### ENTRIES SHOWN:
++++
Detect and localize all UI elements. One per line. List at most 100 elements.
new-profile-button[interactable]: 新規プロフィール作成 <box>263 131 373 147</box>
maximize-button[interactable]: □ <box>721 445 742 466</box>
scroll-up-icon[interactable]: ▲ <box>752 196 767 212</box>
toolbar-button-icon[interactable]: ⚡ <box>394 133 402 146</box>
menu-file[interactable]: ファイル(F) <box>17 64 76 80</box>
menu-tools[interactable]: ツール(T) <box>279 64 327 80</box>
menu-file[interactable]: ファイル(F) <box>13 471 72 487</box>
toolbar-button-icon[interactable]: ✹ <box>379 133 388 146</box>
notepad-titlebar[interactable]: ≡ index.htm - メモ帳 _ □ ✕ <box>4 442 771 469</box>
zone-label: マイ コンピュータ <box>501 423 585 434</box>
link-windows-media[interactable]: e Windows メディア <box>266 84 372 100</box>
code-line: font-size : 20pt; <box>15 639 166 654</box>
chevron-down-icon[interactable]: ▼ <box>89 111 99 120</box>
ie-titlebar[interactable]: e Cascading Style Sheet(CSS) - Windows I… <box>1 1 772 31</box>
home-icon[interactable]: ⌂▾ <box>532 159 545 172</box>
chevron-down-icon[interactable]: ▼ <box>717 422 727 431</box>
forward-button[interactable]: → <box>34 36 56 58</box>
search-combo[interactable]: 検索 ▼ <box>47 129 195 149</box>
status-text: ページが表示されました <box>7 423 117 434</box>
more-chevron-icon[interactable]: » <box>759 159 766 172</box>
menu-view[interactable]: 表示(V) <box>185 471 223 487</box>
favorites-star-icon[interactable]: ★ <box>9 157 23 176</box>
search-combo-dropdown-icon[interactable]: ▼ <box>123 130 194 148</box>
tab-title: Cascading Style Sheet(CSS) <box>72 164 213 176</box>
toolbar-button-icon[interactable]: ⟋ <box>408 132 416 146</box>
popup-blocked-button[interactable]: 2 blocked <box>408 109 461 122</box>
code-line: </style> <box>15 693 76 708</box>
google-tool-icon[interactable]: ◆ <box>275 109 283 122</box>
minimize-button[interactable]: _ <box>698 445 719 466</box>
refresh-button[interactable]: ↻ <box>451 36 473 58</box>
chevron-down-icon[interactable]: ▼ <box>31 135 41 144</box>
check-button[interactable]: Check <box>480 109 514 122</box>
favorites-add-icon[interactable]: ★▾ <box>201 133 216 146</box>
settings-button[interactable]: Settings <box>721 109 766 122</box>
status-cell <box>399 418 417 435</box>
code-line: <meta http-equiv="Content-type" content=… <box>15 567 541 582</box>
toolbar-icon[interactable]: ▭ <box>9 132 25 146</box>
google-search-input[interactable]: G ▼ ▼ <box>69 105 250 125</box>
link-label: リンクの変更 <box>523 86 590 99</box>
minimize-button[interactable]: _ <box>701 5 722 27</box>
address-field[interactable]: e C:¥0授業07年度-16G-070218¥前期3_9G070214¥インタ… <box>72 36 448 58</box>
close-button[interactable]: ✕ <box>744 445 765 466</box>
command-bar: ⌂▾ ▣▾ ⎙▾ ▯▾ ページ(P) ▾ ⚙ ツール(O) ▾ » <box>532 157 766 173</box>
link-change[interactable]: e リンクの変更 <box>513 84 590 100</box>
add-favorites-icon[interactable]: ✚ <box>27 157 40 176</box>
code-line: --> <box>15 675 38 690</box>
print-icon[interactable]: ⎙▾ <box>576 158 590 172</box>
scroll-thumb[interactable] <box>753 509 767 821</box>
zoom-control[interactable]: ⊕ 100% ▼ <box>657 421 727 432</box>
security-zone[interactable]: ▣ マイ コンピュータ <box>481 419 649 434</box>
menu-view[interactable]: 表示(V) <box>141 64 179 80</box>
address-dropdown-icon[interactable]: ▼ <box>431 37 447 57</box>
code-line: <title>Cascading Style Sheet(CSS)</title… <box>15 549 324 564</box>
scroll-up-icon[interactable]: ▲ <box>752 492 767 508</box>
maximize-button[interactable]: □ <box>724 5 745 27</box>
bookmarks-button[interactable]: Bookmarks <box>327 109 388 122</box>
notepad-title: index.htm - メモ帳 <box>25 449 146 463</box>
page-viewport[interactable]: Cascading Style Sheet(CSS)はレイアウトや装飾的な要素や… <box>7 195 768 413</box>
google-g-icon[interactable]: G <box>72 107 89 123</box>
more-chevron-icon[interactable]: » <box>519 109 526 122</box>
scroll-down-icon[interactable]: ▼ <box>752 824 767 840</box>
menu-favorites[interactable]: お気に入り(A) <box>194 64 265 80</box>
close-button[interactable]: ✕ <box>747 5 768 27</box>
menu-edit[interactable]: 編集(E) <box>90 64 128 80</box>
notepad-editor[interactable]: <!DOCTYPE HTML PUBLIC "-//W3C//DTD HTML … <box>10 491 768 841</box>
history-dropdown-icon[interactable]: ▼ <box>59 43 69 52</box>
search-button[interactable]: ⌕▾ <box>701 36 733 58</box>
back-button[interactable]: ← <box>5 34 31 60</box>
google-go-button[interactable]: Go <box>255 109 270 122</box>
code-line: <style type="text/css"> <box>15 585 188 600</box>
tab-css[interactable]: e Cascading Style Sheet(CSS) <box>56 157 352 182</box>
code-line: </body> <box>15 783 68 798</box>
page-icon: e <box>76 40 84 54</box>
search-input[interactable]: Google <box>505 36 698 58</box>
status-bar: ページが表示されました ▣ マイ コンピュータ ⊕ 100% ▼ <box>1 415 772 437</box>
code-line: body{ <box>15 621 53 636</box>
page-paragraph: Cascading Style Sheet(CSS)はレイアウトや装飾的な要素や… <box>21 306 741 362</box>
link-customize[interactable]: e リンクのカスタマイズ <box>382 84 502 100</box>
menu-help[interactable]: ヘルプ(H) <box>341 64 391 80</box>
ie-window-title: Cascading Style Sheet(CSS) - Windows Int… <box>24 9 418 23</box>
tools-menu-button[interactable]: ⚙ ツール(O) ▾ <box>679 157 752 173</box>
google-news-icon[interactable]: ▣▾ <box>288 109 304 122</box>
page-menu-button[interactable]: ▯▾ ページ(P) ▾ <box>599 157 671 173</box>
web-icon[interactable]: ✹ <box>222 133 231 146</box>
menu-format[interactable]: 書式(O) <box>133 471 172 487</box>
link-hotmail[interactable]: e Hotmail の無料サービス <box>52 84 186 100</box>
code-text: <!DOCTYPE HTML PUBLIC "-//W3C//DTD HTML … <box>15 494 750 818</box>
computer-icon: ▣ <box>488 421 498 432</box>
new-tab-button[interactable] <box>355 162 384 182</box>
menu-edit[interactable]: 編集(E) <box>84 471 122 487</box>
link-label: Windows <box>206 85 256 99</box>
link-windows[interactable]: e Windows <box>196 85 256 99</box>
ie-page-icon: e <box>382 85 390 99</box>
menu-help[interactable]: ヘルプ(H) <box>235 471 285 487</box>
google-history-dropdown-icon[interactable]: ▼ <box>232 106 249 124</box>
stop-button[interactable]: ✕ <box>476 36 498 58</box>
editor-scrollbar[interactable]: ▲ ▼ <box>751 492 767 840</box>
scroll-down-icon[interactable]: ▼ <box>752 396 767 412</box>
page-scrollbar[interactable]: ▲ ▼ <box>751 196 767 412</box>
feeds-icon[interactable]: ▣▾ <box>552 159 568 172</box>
++++
### STATED GOAL:
Please update every one of the entries above by changing "chevron-down-icon" to "dropdown-arrow-icon" wherever it occurs, and leave everything else in the lines unchanged.

### IN RESPONSE:
Detect and localize all UI elements. One per line. List at most 100 elements.
new-profile-button[interactable]: 新規プロフィール作成 <box>263 131 373 147</box>
maximize-button[interactable]: □ <box>721 445 742 466</box>
scroll-up-icon[interactable]: ▲ <box>752 196 767 212</box>
toolbar-button-icon[interactable]: ⚡ <box>394 133 402 146</box>
menu-file[interactable]: ファイル(F) <box>17 64 76 80</box>
menu-tools[interactable]: ツール(T) <box>279 64 327 80</box>
menu-file[interactable]: ファイル(F) <box>13 471 72 487</box>
toolbar-button-icon[interactable]: ✹ <box>379 133 388 146</box>
notepad-titlebar[interactable]: ≡ index.htm - メモ帳 _ □ ✕ <box>4 442 771 469</box>
zone-label: マイ コンピュータ <box>501 423 585 434</box>
link-windows-media[interactable]: e Windows メディア <box>266 84 372 100</box>
code-line: font-size : 20pt; <box>15 639 166 654</box>
dropdown-arrow-icon[interactable]: ▼ <box>89 111 99 120</box>
ie-titlebar[interactable]: e Cascading Style Sheet(CSS) - Windows I… <box>1 1 772 31</box>
home-icon[interactable]: ⌂▾ <box>532 159 545 172</box>
dropdown-arrow-icon[interactable]: ▼ <box>717 422 727 431</box>
forward-button[interactable]: → <box>34 36 56 58</box>
search-combo[interactable]: 検索 ▼ <box>47 129 195 149</box>
status-text: ページが表示されました <box>7 423 117 434</box>
more-chevron-icon[interactable]: » <box>759 159 766 172</box>
menu-view[interactable]: 表示(V) <box>185 471 223 487</box>
favorites-star-icon[interactable]: ★ <box>9 157 23 176</box>
search-combo-dropdown-icon[interactable]: ▼ <box>123 130 194 148</box>
tab-title: Cascading Style Sheet(CSS) <box>72 164 213 176</box>
toolbar-button-icon[interactable]: ⟋ <box>408 132 416 146</box>
popup-blocked-button[interactable]: 2 blocked <box>408 109 461 122</box>
code-line: </style> <box>15 693 76 708</box>
google-tool-icon[interactable]: ◆ <box>275 109 283 122</box>
minimize-button[interactable]: _ <box>698 445 719 466</box>
refresh-button[interactable]: ↻ <box>451 36 473 58</box>
dropdown-arrow-icon[interactable]: ▼ <box>31 135 41 144</box>
check-button[interactable]: Check <box>480 109 514 122</box>
favorites-add-icon[interactable]: ★▾ <box>201 133 216 146</box>
settings-button[interactable]: Settings <box>721 109 766 122</box>
status-cell <box>399 418 417 435</box>
code-line: <meta http-equiv="Content-type" content=… <box>15 567 541 582</box>
toolbar-icon[interactable]: ▭ <box>9 132 25 146</box>
google-search-input[interactable]: G ▼ ▼ <box>69 105 250 125</box>
link-label: リンクの変更 <box>523 86 590 99</box>
minimize-button[interactable]: _ <box>701 5 722 27</box>
address-field[interactable]: e C:¥0授業07年度-16G-070218¥前期3_9G070214¥インタ… <box>72 36 448 58</box>
close-button[interactable]: ✕ <box>744 445 765 466</box>
command-bar: ⌂▾ ▣▾ ⎙▾ ▯▾ ページ(P) ▾ ⚙ ツール(O) ▾ » <box>532 157 766 173</box>
link-change[interactable]: e リンクの変更 <box>513 84 590 100</box>
add-favorites-icon[interactable]: ✚ <box>27 157 40 176</box>
code-line: --> <box>15 675 38 690</box>
print-icon[interactable]: ⎙▾ <box>576 158 590 172</box>
scroll-thumb[interactable] <box>753 509 767 821</box>
zoom-control[interactable]: ⊕ 100% ▼ <box>657 421 727 432</box>
security-zone[interactable]: ▣ マイ コンピュータ <box>481 419 649 434</box>
menu-view[interactable]: 表示(V) <box>141 64 179 80</box>
address-dropdown-icon[interactable]: ▼ <box>431 37 447 57</box>
code-line: <title>Cascading Style Sheet(CSS)</title… <box>15 549 324 564</box>
scroll-up-icon[interactable]: ▲ <box>752 492 767 508</box>
maximize-button[interactable]: □ <box>724 5 745 27</box>
bookmarks-button[interactable]: Bookmarks <box>327 109 388 122</box>
notepad-title: index.htm - メモ帳 <box>25 449 146 463</box>
page-viewport[interactable]: Cascading Style Sheet(CSS)はレイアウトや装飾的な要素や… <box>7 195 768 413</box>
google-g-icon[interactable]: G <box>72 107 89 123</box>
more-chevron-icon[interactable]: » <box>519 109 526 122</box>
scroll-down-icon[interactable]: ▼ <box>752 824 767 840</box>
menu-favorites[interactable]: お気に入り(A) <box>194 64 265 80</box>
close-button[interactable]: ✕ <box>747 5 768 27</box>
menu-edit[interactable]: 編集(E) <box>90 64 128 80</box>
notepad-editor[interactable]: <!DOCTYPE HTML PUBLIC "-//W3C//DTD HTML … <box>10 491 768 841</box>
history-dropdown-icon[interactable]: ▼ <box>59 43 69 52</box>
search-button[interactable]: ⌕▾ <box>701 36 733 58</box>
back-button[interactable]: ← <box>5 34 31 60</box>
google-go-button[interactable]: Go <box>255 109 270 122</box>
code-line: <style type="text/css"> <box>15 585 188 600</box>
tab-css[interactable]: e Cascading Style Sheet(CSS) <box>56 157 352 182</box>
code-line: </body> <box>15 783 68 798</box>
page-icon: e <box>76 40 84 54</box>
search-input[interactable]: Google <box>505 36 698 58</box>
status-bar: ページが表示されました ▣ マイ コンピュータ ⊕ 100% ▼ <box>1 415 772 437</box>
code-line: body{ <box>15 621 53 636</box>
page-paragraph: Cascading Style Sheet(CSS)はレイアウトや装飾的な要素や… <box>21 306 741 362</box>
link-customize[interactable]: e リンクのカスタマイズ <box>382 84 502 100</box>
menu-help[interactable]: ヘルプ(H) <box>341 64 391 80</box>
ie-window-title: Cascading Style Sheet(CSS) - Windows Int… <box>24 9 418 23</box>
tools-menu-button[interactable]: ⚙ ツール(O) ▾ <box>679 157 752 173</box>
google-news-icon[interactable]: ▣▾ <box>288 109 304 122</box>
page-menu-button[interactable]: ▯▾ ページ(P) ▾ <box>599 157 671 173</box>
web-icon[interactable]: ✹ <box>222 133 231 146</box>
menu-format[interactable]: 書式(O) <box>133 471 172 487</box>
link-hotmail[interactable]: e Hotmail の無料サービス <box>52 84 186 100</box>
code-text: <!DOCTYPE HTML PUBLIC "-//W3C//DTD HTML … <box>15 494 750 818</box>
computer-icon: ▣ <box>488 421 498 432</box>
new-tab-button[interactable] <box>355 162 384 182</box>
menu-edit[interactable]: 編集(E) <box>84 471 122 487</box>
link-label: Windows <box>206 85 256 99</box>
link-windows[interactable]: e Windows <box>196 85 256 99</box>
ie-page-icon: e <box>382 85 390 99</box>
menu-help[interactable]: ヘルプ(H) <box>235 471 285 487</box>
google-history-dropdown-icon[interactable]: ▼ <box>232 106 249 124</box>
stop-button[interactable]: ✕ <box>476 36 498 58</box>
editor-scrollbar[interactable]: ▲ ▼ <box>751 492 767 840</box>
scroll-down-icon[interactable]: ▼ <box>752 396 767 412</box>
page-scrollbar[interactable]: ▲ ▼ <box>751 196 767 412</box>
feeds-icon[interactable]: ▣▾ <box>552 159 568 172</box>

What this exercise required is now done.